TASK OBJECTIVE:
All of the listing below must be repeated word for word. Pictures are the only thing to omit.

[Stored records]

- - -

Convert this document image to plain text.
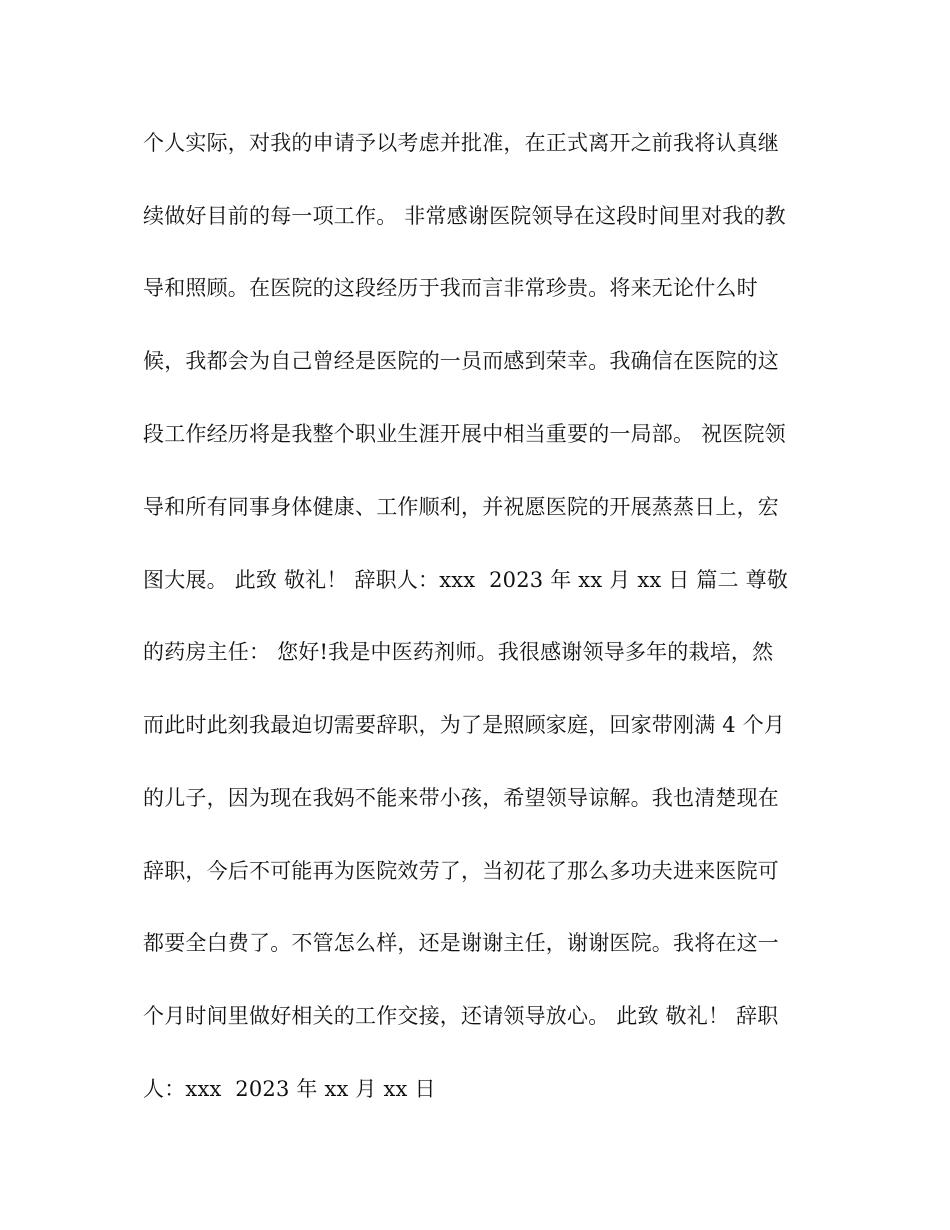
个人实际，对我的申请予以考虑并批准，在正式离开之前我将认真继
续做好目前的每一项工作。 非常感谢医院领导在这段时间里对我的教
导和照顾。在医院的这段经历于我而言非常珍贵。将来无论什么时
候，我都会为自己曾经是医院的一员而感到荣幸。我确信在医院的这
段工作经历将是我整个职业生涯开展中相当重要的一局部。 祝医院领
导和所有同事身体健康、工作顺利，并祝愿医院的开展蒸蒸日上，宏
图大展。 此致 敬礼！ 辞职人：xxx  2023 年 xx 月 xx 日 篇二 尊敬
的药房主任： 您好!我是中医药剂师。我很感谢领导多年的栽培，然
而此时此刻我最迫切需要辞职，为了是照顾家庭，回家带刚满 4 个月
的儿子，因为现在我妈不能来带小孩，希望领导谅解。我也清楚现在
辞职，今后不可能再为医院效劳了，当初花了那么多功夫进来医院可
都要全白费了。不管怎么样，还是谢谢主任，谢谢医院。我将在这一
个月时间里做好相关的工作交接，还请领导放心。 此致 敬礼！ 辞职
人：xxx  2023 年 xx 月 xx 日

- - -

ANSWER:
Convert this document image to plain text.
个人实际，对我的申请予以考虑并批准，在正式离开之前我将认真继
续做好目前的每一项工作。 非常感谢医院领导在这段时间里对我的教
导和照顾。在医院的这段经历于我而言非常珍贵。将来无论什么时
候，我都会为自己曾经是医院的一员而感到荣幸。我确信在医院的这
段工作经历将是我整个职业生涯开展中相当重要的一局部。 祝医院领
导和所有同事身体健康、工作顺利，并祝愿医院的开展蒸蒸日上，宏
图大展。 此致 敬礼！ 辞职人：xxx  2023 年 xx 月 xx 日 篇二 尊敬
的药房主任： 您好!我是中医药剂师。我很感谢领导多年的栽培，然
而此时此刻我最迫切需要辞职，为了是照顾家庭，回家带刚满 4 个月
的儿子，因为现在我妈不能来带小孩，希望领导谅解。我也清楚现在
辞职，今后不可能再为医院效劳了，当初花了那么多功夫进来医院可
都要全白费了。不管怎么样，还是谢谢主任，谢谢医院。我将在这一
个月时间里做好相关的工作交接，还请领导放心。 此致 敬礼！ 辞职
人：xxx  2023 年 xx 月 xx 日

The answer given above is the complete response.